Stored entries:
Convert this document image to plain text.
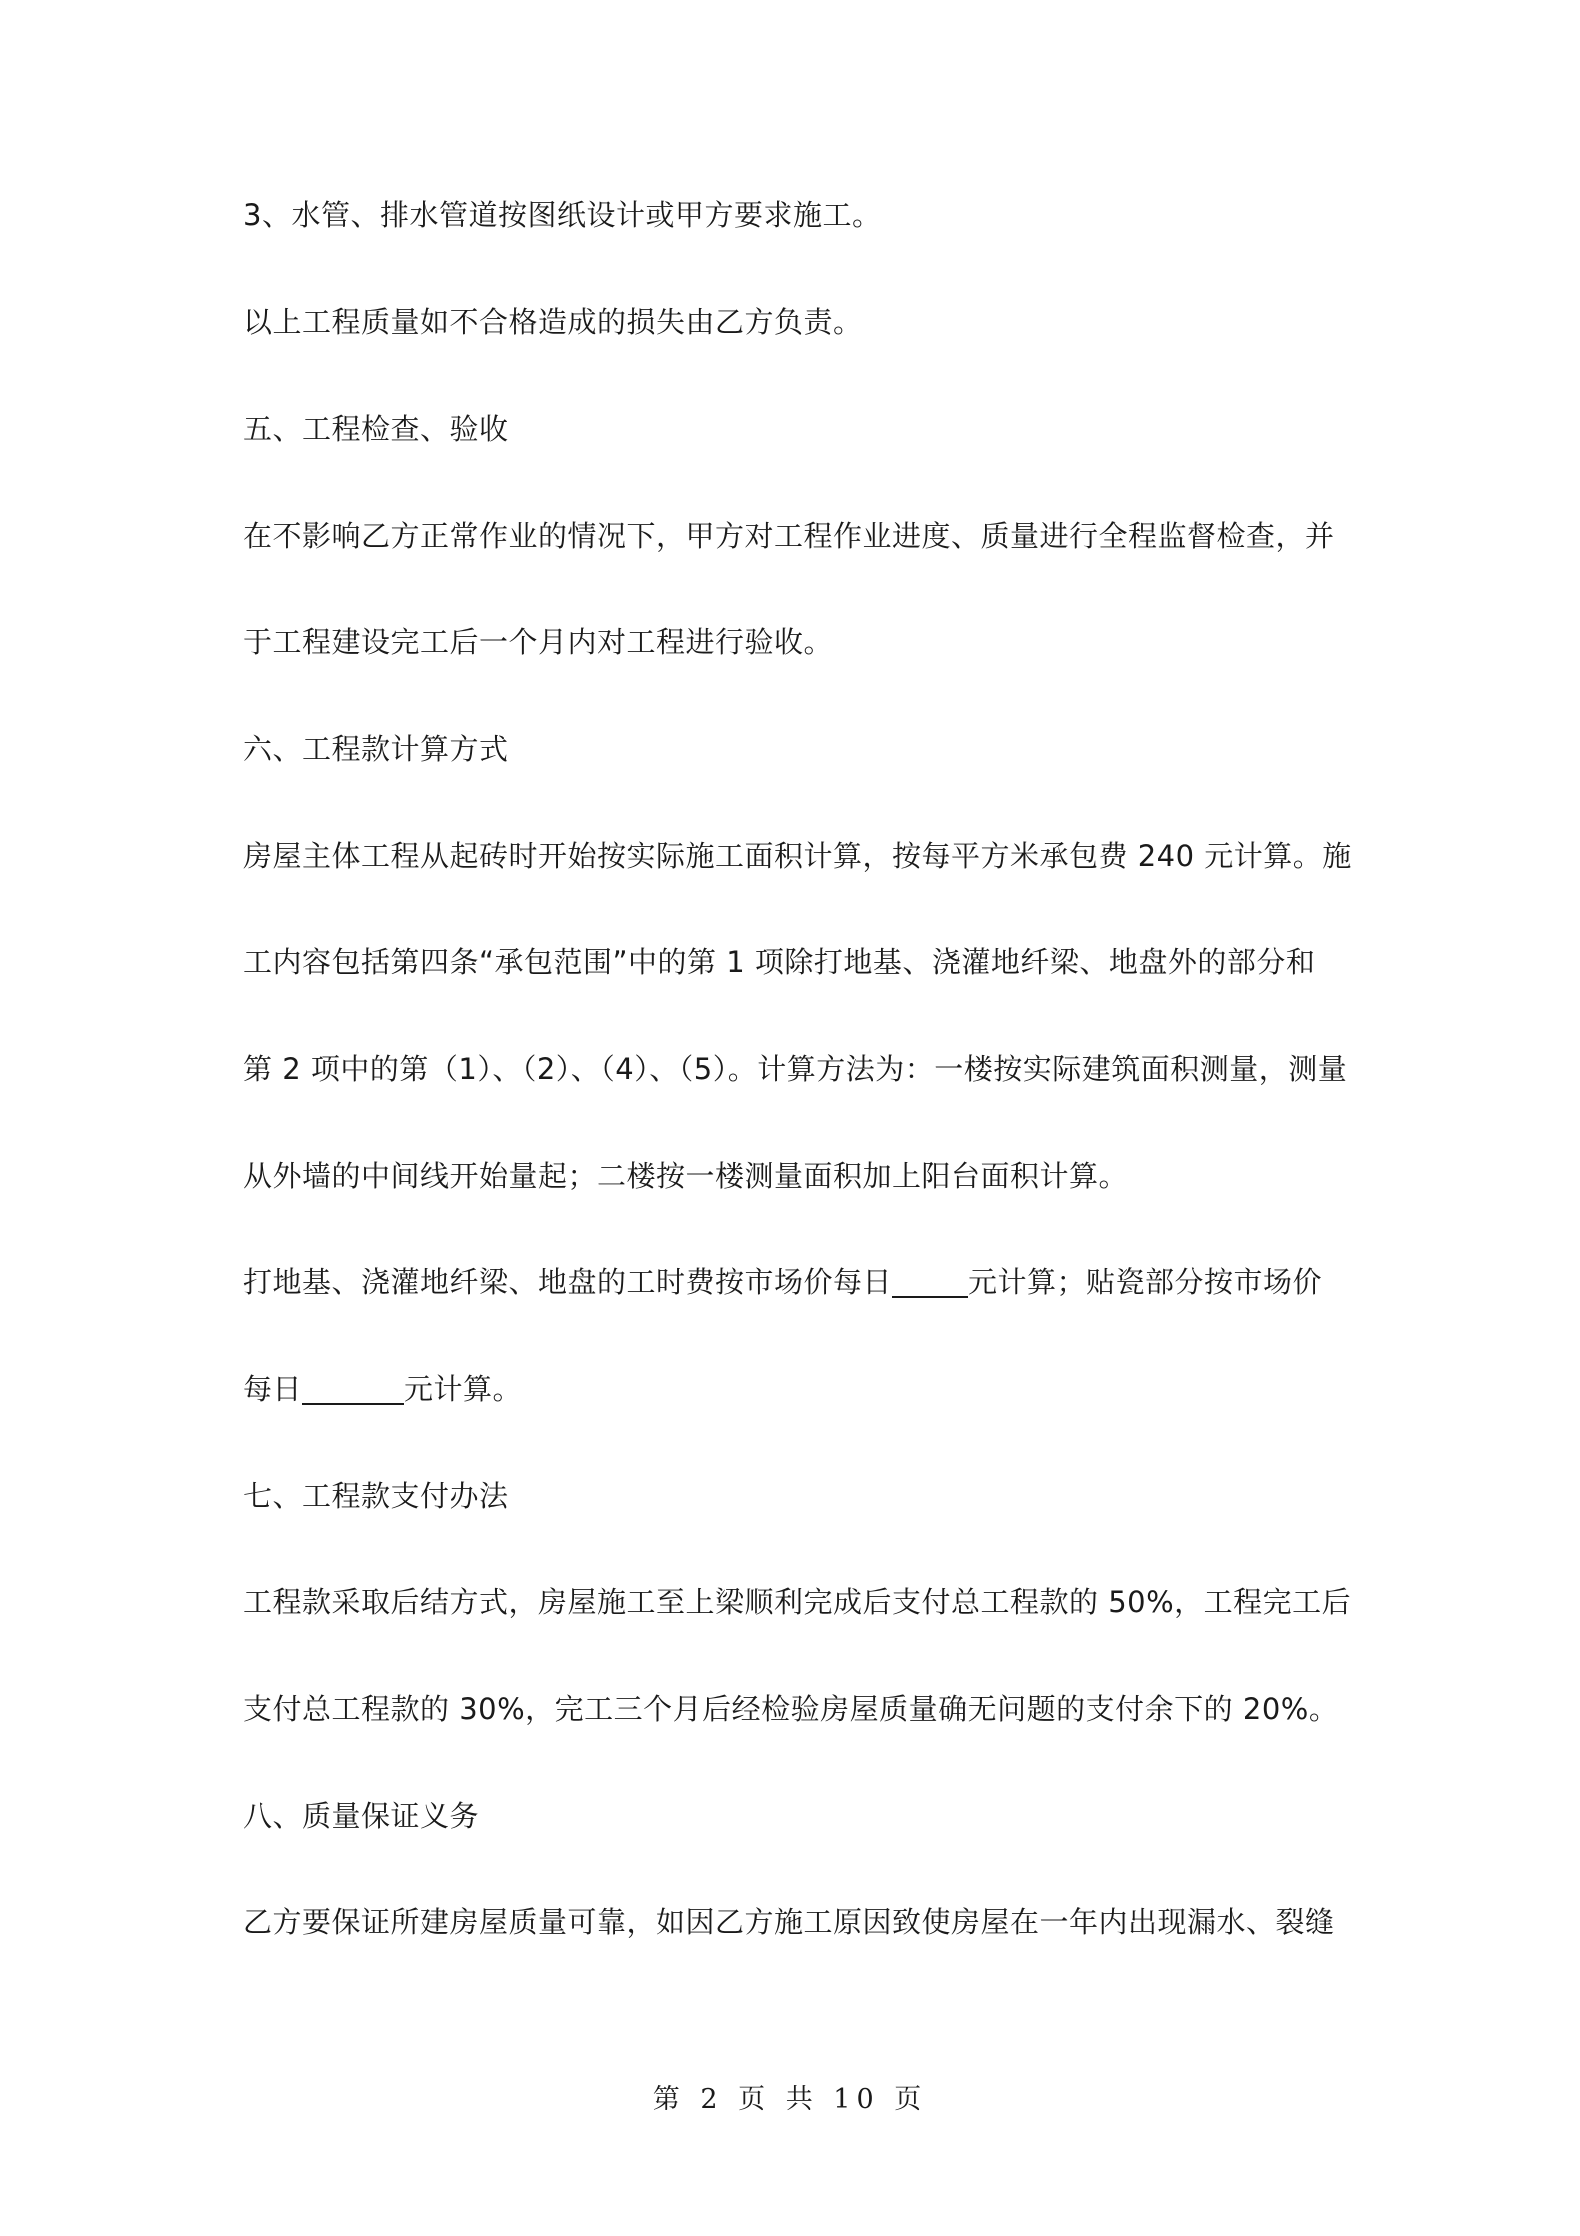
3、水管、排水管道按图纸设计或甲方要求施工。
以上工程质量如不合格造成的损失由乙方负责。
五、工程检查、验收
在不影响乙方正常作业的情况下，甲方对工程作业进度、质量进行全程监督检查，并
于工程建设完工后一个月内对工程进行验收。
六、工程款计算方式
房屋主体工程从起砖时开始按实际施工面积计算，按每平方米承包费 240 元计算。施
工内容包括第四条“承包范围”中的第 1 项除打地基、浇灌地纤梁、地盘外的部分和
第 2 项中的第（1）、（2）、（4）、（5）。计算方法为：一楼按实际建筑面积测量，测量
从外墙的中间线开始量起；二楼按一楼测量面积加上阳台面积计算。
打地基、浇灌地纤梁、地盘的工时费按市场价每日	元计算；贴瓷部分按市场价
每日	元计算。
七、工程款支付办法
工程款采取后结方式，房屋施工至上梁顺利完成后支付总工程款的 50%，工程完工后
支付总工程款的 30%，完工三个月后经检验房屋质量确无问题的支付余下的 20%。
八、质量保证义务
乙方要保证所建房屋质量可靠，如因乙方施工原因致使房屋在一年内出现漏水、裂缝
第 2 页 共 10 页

**WHAT THE TASK REQUIRES:** Using the records above, retype everything exactly except the pictures.

**EXPECTED ANSWER:**
Convert this document image to plain text.
3、水管、排水管道按图纸设计或甲方要求施工。
以上工程质量如不合格造成的损失由乙方负责。
五、工程检查、验收
在不影响乙方正常作业的情况下，甲方对工程作业进度、质量进行全程监督检查，并
于工程建设完工后一个月内对工程进行验收。
六、工程款计算方式
房屋主体工程从起砖时开始按实际施工面积计算，按每平方米承包费 240 元计算。施
工内容包括第四条“承包范围”中的第 1 项除打地基、浇灌地纤梁、地盘外的部分和
第 2 项中的第（1）、（2）、（4）、（5）。计算方法为：一楼按实际建筑面积测量，测量
从外墙的中间线开始量起；二楼按一楼测量面积加上阳台面积计算。
打地基、浇灌地纤梁、地盘的工时费按市场价每日	元计算；贴瓷部分按市场价
每日	元计算。
七、工程款支付办法
工程款采取后结方式，房屋施工至上梁顺利完成后支付总工程款的 50%，工程完工后
支付总工程款的 30%，完工三个月后经检验房屋质量确无问题的支付余下的 20%。
八、质量保证义务
乙方要保证所建房屋质量可靠，如因乙方施工原因致使房屋在一年内出现漏水、裂缝
第 2 页 共 10 页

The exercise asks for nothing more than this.